▶ **Dataset excerpts**
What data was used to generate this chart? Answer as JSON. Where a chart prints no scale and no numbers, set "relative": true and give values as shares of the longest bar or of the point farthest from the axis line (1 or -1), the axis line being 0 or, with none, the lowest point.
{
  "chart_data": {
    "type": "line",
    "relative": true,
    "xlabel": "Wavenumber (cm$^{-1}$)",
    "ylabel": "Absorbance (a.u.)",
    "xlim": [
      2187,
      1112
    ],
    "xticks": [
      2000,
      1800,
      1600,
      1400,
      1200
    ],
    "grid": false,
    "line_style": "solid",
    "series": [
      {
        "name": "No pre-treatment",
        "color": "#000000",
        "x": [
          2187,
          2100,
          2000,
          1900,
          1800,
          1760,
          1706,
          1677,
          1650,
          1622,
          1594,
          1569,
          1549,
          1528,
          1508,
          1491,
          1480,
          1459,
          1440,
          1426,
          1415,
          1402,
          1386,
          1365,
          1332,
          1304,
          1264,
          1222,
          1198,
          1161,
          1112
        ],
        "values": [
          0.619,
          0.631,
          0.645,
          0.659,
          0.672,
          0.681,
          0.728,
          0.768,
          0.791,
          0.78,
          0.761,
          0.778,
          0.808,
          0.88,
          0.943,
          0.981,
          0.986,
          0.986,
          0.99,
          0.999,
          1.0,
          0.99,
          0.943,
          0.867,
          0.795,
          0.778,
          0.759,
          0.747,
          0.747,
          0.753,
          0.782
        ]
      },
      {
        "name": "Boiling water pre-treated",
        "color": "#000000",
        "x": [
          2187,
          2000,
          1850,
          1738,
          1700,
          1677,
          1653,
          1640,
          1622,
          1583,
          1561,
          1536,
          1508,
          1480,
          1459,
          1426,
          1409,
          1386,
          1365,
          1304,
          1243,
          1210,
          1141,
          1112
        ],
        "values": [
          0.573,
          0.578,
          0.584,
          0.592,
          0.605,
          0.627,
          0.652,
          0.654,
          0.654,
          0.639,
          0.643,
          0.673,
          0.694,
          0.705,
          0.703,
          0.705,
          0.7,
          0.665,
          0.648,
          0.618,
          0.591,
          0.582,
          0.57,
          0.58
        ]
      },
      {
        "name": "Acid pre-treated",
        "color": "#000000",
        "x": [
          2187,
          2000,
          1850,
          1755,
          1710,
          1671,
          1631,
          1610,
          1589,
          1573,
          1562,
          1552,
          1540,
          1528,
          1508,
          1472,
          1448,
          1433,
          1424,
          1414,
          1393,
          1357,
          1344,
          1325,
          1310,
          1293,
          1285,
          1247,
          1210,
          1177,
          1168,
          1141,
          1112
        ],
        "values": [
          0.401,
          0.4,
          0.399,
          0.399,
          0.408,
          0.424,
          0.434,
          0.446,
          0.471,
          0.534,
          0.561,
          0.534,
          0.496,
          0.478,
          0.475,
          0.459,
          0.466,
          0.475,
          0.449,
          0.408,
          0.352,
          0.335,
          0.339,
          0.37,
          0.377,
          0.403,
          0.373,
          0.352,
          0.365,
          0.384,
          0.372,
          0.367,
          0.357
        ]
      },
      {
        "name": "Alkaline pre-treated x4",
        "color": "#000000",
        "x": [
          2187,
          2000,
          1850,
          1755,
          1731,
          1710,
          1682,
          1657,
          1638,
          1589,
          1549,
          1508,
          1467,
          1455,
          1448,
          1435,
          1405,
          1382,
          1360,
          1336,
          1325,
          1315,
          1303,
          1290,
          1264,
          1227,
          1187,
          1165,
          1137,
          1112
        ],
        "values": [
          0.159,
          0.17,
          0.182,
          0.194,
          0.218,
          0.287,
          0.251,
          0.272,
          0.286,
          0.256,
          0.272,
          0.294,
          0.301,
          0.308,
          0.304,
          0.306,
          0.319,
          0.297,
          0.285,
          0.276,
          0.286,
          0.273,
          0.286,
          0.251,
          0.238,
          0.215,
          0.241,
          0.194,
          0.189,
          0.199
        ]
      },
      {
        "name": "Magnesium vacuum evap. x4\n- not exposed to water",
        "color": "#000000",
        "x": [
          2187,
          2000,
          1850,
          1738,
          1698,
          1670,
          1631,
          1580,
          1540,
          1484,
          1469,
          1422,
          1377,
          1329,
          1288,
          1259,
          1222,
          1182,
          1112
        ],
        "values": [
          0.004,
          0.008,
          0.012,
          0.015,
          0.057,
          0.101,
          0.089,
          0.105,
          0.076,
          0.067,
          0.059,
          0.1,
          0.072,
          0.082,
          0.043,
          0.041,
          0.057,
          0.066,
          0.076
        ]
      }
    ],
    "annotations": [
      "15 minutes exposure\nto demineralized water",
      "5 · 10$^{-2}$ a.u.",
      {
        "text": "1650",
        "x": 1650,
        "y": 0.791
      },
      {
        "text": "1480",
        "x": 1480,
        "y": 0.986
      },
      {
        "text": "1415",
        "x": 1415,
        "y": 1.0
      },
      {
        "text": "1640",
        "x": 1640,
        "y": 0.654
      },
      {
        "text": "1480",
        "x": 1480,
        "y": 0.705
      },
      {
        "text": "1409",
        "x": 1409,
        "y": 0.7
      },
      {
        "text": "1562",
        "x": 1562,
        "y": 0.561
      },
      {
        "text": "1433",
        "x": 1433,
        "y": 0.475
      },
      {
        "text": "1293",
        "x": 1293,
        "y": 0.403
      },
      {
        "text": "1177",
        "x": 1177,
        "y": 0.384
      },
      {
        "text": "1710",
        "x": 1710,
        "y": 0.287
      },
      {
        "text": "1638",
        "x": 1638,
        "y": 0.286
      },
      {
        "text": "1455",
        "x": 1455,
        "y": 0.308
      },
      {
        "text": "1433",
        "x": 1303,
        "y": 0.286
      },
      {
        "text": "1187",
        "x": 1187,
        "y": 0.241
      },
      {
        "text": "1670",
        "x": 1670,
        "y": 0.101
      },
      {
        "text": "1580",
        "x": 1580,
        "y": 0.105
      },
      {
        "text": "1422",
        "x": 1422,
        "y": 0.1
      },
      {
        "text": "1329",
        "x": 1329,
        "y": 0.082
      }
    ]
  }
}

▶ **What you will do**
Please output the complete data exactly.

▶ **Answer for this exercise**
What data was used to generate this chart? Answer as JSON. Where a chart prints no scale and no numbers, set "relative": true and give values as shares of the longest bar or of the point farthest from the axis line (1 or -1), the axis line being 0 or, with none, the lowest point.
{
  "chart_data": {
    "type": "line",
    "relative": true,
    "xlabel": "Wavenumber (cm$^{-1}$)",
    "ylabel": "Absorbance (a.u.)",
    "xlim": [
      2187,
      1112
    ],
    "xticks": [
      2000,
      1800,
      1600,
      1400,
      1200
    ],
    "grid": false,
    "line_style": "solid",
    "series": [
      {
        "name": "No pre-treatment",
        "color": "#000000",
        "x": [
          2187,
          2100,
          2000,
          1900,
          1800,
          1760,
          1706,
          1677,
          1650,
          1622,
          1594,
          1569,
          1549,
          1528,
          1508,
          1491,
          1480,
          1459,
          1440,
          1426,
          1415,
          1402,
          1386,
          1365,
          1332,
          1304,
          1264,
          1222,
          1198,
          1161,
          1112
        ],
        "values": [
          0.619,
          0.631,
          0.645,
          0.659,
          0.672,
          0.681,
          0.728,
          0.768,
          0.791,
          0.78,
          0.761,
          0.778,
          0.808,
          0.88,
          0.943,
          0.981,
          0.986,
          0.986,
          0.99,
          0.999,
          1.0,
          0.99,
          0.943,
          0.867,
          0.795,
          0.778,
          0.759,
          0.747,
          0.747,
          0.753,
          0.782
        ]
      },
      {
        "name": "Boiling water pre-treated",
        "color": "#000000",
        "x": [
          2187,
          2000,
          1850,
          1738,
          1700,
          1677,
          1653,
          1640,
          1622,
          1583,
          1561,
          1536,
          1508,
          1480,
          1459,
          1426,
          1409,
          1386,
          1365,
          1304,
          1243,
          1210,
          1141,
          1112
        ],
        "values": [
          0.573,
          0.578,
          0.584,
          0.592,
          0.605,
          0.627,
          0.652,
          0.654,
          0.654,
          0.639,
          0.643,
          0.673,
          0.694,
          0.705,
          0.703,
          0.705,
          0.7,
          0.665,
          0.648,
          0.618,
          0.591,
          0.582,
          0.57,
          0.58
        ]
      },
      {
        "name": "Acid pre-treated",
        "color": "#000000",
        "x": [
          2187,
          2000,
          1850,
          1755,
          1710,
          1671,
          1631,
          1610,
          1589,
          1573,
          1562,
          1552,
          1540,
          1528,
          1508,
          1472,
          1448,
          1433,
          1424,
          1414,
          1393,
          1357,
          1344,
          1325,
          1310,
          1293,
          1285,
          1247,
          1210,
          1177,
          1168,
          1141,
          1112
        ],
        "values": [
          0.401,
          0.4,
          0.399,
          0.399,
          0.408,
          0.424,
          0.434,
          0.446,
          0.471,
          0.534,
          0.561,
          0.534,
          0.496,
          0.478,
          0.475,
          0.459,
          0.466,
          0.475,
          0.449,
          0.408,
          0.352,
          0.335,
          0.339,
          0.37,
          0.377,
          0.403,
          0.373,
          0.352,
          0.365,
          0.384,
          0.372,
          0.367,
          0.357
        ]
      },
      {
        "name": "Alkaline pre-treated x4",
        "color": "#000000",
        "x": [
          2187,
          2000,
          1850,
          1755,
          1731,
          1710,
          1682,
          1657,
          1638,
          1589,
          1549,
          1508,
          1467,
          1455,
          1448,
          1435,
          1405,
          1382,
          1360,
          1336,
          1325,
          1315,
          1303,
          1290,
          1264,
          1227,
          1187,
          1165,
          1137,
          1112
        ],
        "values": [
          0.159,
          0.17,
          0.182,
          0.194,
          0.218,
          0.287,
          0.251,
          0.272,
          0.286,
          0.256,
          0.272,
          0.294,
          0.301,
          0.308,
          0.304,
          0.306,
          0.319,
          0.297,
          0.285,
          0.276,
          0.286,
          0.273,
          0.286,
          0.251,
          0.238,
          0.215,
          0.241,
          0.194,
          0.189,
          0.199
        ]
      },
      {
        "name": "Magnesium vacuum evap. x4\n- not exposed to water",
        "color": "#000000",
        "x": [
          2187,
          2000,
          1850,
          1738,
          1698,
          1670,
          1631,
          1580,
          1540,
          1484,
          1469,
          1422,
          1377,
          1329,
          1288,
          1259,
          1222,
          1182,
          1112
        ],
        "values": [
          0.004,
          0.008,
          0.012,
          0.015,
          0.057,
          0.101,
          0.089,
          0.105,
          0.076,
          0.067,
          0.059,
          0.1,
          0.072,
          0.082,
          0.043,
          0.041,
          0.057,
          0.066,
          0.076
        ]
      }
    ],
    "annotations": [
      "15 minutes exposure\nto demineralized water",
      "5 · 10$^{-2}$ a.u.",
      {
        "text": "1650",
        "x": 1650,
        "y": 0.791
      },
      {
        "text": "1480",
        "x": 1480,
        "y": 0.986
      },
      {
        "text": "1415",
        "x": 1415,
        "y": 1.0
      },
      {
        "text": "1640",
        "x": 1640,
        "y": 0.654
      },
      {
        "text": "1480",
        "x": 1480,
        "y": 0.705
      },
      {
        "text": "1409",
        "x": 1409,
        "y": 0.7
      },
      {
        "text": "1562",
        "x": 1562,
        "y": 0.561
      },
      {
        "text": "1433",
        "x": 1433,
        "y": 0.475
      },
      {
        "text": "1293",
        "x": 1293,
        "y": 0.403
      },
      {
        "text": "1177",
        "x": 1177,
        "y": 0.384
      },
      {
        "text": "1710",
        "x": 1710,
        "y": 0.287
      },
      {
        "text": "1638",
        "x": 1638,
        "y": 0.286
      },
      {
        "text": "1455",
        "x": 1455,
        "y": 0.308
      },
      {
        "text": "1433",
        "x": 1303,
        "y": 0.286
      },
      {
        "text": "1187",
        "x": 1187,
        "y": 0.241
      },
      {
        "text": "1670",
        "x": 1670,
        "y": 0.101
      },
      {
        "text": "1580",
        "x": 1580,
        "y": 0.105
      },
      {
        "text": "1422",
        "x": 1422,
        "y": 0.1
      },
      {
        "text": "1329",
        "x": 1329,
        "y": 0.082
      }
    ]
  }
}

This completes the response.